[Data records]
[Start]

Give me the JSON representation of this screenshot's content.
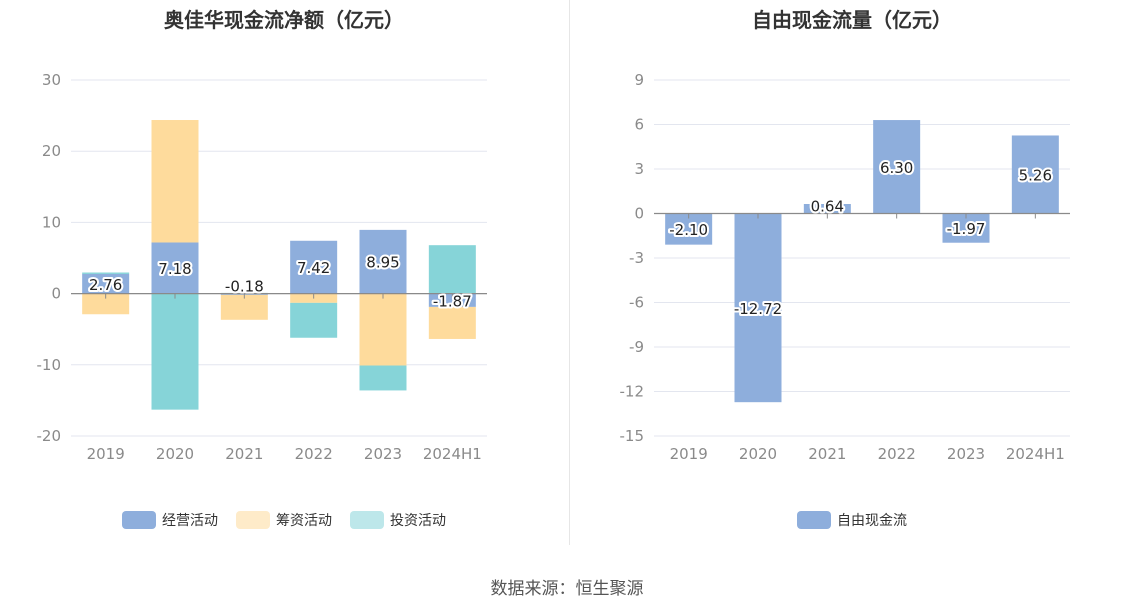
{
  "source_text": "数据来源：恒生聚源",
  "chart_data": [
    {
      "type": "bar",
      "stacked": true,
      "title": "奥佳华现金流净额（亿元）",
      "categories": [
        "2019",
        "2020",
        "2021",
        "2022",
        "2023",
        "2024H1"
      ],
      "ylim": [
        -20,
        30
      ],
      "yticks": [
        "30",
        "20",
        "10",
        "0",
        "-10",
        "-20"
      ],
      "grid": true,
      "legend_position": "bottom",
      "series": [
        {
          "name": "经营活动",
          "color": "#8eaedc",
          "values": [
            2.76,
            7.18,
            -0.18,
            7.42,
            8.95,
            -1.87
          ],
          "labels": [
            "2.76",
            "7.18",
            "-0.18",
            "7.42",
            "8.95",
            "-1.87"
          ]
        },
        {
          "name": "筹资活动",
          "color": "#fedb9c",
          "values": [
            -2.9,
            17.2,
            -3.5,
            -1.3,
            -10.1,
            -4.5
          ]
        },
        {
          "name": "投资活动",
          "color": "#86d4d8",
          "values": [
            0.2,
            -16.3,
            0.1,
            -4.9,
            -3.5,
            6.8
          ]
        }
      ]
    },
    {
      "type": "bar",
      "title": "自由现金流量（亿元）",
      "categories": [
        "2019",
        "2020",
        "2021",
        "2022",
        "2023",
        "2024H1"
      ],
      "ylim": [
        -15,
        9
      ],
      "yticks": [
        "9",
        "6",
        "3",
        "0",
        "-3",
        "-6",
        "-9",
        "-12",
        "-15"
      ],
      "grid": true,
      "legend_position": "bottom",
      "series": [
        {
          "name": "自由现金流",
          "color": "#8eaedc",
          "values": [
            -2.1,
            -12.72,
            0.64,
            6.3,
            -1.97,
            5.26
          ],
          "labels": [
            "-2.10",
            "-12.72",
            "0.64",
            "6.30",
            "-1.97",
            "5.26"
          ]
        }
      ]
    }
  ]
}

[End]
[Start]

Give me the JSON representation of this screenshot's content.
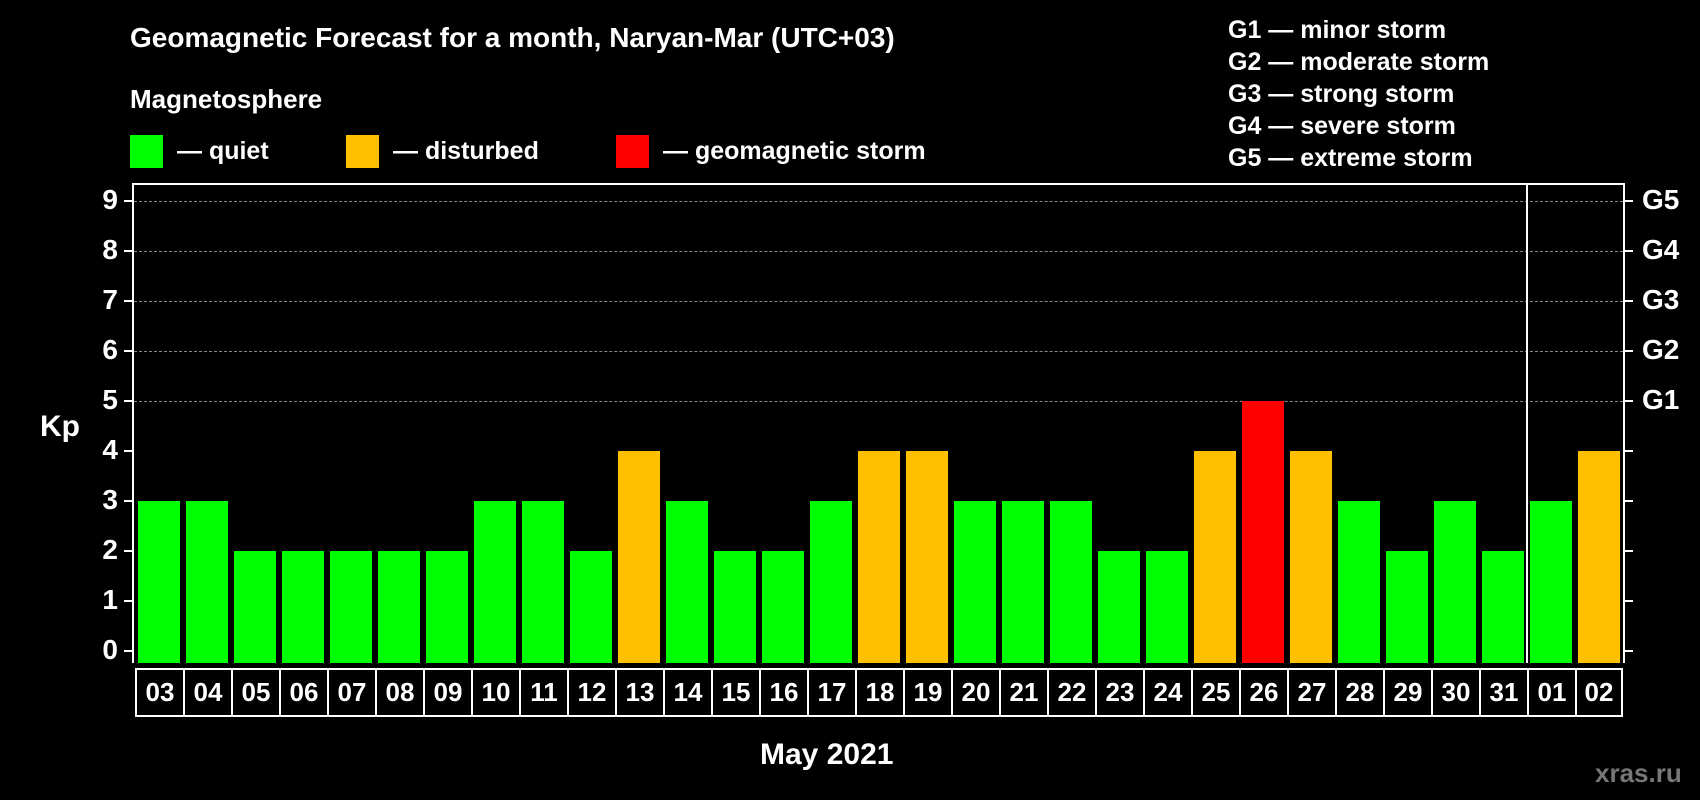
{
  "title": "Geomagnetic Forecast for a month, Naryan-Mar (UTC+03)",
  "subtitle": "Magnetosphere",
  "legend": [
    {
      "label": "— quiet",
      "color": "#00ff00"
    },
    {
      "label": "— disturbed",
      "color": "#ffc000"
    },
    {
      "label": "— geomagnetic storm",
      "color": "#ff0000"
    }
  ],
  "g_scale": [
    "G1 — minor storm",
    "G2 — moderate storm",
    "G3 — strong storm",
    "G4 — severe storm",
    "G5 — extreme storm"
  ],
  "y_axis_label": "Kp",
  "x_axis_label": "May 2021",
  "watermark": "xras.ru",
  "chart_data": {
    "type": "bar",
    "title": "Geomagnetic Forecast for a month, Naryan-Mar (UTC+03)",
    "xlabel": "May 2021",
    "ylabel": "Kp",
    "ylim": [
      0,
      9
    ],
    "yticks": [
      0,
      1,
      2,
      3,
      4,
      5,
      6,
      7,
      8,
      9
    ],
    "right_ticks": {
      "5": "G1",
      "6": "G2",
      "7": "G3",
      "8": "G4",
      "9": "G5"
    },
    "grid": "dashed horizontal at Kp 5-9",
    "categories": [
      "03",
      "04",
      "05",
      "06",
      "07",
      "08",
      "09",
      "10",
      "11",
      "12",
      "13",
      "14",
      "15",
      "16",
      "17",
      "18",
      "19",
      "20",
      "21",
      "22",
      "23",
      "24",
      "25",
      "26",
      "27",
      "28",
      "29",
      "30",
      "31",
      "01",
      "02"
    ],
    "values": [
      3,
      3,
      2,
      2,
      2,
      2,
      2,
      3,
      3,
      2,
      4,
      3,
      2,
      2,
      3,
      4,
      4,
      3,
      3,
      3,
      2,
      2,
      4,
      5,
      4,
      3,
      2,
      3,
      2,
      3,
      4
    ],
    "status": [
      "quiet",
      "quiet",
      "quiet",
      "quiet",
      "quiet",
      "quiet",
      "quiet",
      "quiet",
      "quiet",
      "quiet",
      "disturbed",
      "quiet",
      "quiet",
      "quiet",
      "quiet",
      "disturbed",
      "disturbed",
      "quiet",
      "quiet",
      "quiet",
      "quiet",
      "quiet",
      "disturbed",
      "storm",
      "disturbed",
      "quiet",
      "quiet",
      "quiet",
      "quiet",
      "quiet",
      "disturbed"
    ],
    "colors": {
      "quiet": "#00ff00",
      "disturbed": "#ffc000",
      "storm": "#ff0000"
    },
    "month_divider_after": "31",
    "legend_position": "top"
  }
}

[End]

From the records, copy every line that has the string "name" in it.

          "name": "经营活动",
          "name": "筹资活动",
          "name": "投资活动",
          "name": "自由现金流",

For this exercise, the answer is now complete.